┏━━
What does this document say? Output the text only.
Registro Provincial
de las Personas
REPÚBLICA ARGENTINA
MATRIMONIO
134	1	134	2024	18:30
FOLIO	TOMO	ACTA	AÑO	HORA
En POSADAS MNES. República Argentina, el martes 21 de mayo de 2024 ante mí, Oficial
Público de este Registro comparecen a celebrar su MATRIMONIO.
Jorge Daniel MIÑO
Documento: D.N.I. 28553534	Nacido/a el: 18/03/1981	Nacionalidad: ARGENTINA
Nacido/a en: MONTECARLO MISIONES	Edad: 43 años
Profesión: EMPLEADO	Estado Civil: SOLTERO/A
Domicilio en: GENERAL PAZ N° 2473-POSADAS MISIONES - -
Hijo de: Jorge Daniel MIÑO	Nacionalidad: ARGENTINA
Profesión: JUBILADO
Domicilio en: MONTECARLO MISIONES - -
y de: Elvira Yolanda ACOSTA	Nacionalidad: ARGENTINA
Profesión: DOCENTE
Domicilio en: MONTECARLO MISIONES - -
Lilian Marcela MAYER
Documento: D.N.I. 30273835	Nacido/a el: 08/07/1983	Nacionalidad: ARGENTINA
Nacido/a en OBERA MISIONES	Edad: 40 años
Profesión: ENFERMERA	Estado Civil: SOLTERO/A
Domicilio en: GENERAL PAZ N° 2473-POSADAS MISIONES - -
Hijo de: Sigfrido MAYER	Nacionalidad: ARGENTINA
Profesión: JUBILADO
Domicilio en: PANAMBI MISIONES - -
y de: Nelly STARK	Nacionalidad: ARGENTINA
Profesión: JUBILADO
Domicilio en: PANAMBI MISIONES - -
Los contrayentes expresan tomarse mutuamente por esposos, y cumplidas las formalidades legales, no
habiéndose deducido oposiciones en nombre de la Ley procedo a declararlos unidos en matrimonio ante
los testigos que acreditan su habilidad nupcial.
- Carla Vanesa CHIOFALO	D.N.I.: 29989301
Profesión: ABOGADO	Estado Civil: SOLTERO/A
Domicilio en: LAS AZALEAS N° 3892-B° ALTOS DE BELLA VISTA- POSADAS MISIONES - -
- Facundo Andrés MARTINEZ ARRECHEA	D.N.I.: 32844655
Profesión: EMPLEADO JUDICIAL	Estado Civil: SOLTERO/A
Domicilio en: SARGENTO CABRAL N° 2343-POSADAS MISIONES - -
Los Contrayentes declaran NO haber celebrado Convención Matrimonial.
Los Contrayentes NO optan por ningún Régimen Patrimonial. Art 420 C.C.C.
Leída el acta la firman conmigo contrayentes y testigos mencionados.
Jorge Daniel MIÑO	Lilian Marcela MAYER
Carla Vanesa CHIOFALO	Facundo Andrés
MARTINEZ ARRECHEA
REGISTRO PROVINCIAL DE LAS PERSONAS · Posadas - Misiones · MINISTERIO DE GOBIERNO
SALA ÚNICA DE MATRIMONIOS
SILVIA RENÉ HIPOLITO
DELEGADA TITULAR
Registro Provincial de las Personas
┗━━
┏━━
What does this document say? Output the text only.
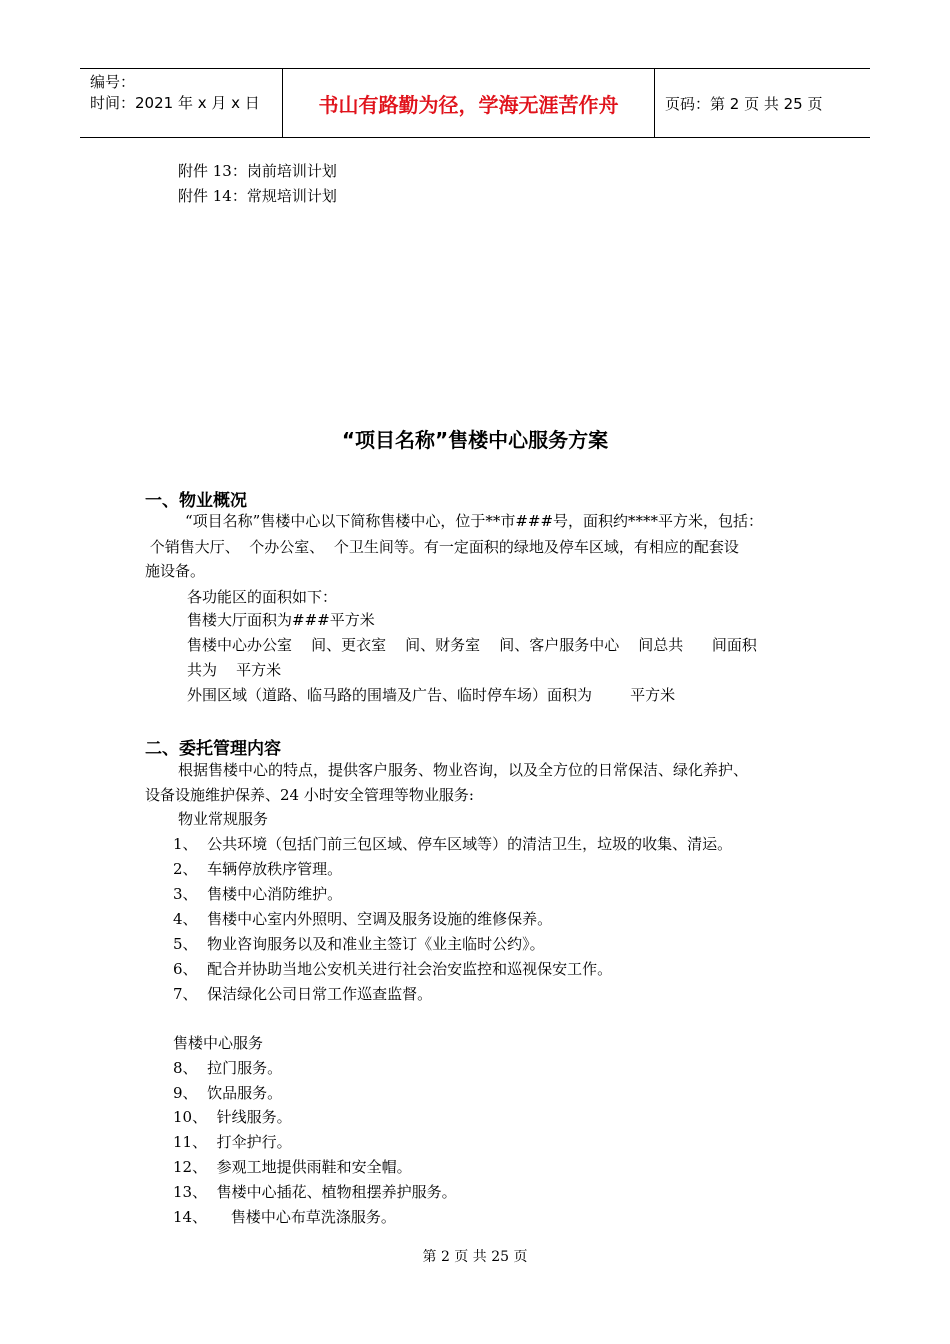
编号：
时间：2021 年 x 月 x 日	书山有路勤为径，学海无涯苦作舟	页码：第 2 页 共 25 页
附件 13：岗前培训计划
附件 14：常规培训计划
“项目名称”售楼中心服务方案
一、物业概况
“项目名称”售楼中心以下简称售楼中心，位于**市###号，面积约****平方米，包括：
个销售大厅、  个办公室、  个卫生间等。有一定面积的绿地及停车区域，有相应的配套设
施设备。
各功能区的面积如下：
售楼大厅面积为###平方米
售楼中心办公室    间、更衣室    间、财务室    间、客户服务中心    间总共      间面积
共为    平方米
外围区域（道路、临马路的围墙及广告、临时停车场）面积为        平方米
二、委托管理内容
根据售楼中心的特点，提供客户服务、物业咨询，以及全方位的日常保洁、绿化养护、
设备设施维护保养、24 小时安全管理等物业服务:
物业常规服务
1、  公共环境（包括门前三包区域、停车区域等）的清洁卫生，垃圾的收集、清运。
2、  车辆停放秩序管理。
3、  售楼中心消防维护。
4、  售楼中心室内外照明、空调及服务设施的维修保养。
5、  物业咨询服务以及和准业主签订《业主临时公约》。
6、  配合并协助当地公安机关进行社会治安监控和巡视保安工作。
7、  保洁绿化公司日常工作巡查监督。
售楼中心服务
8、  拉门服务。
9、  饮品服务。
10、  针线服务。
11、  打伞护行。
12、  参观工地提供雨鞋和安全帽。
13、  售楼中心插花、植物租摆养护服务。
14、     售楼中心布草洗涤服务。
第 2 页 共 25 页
┗━━
• Exercise details
Give only the count of lines in this material that contain the string "ARRECHEA".

• Problem solution
2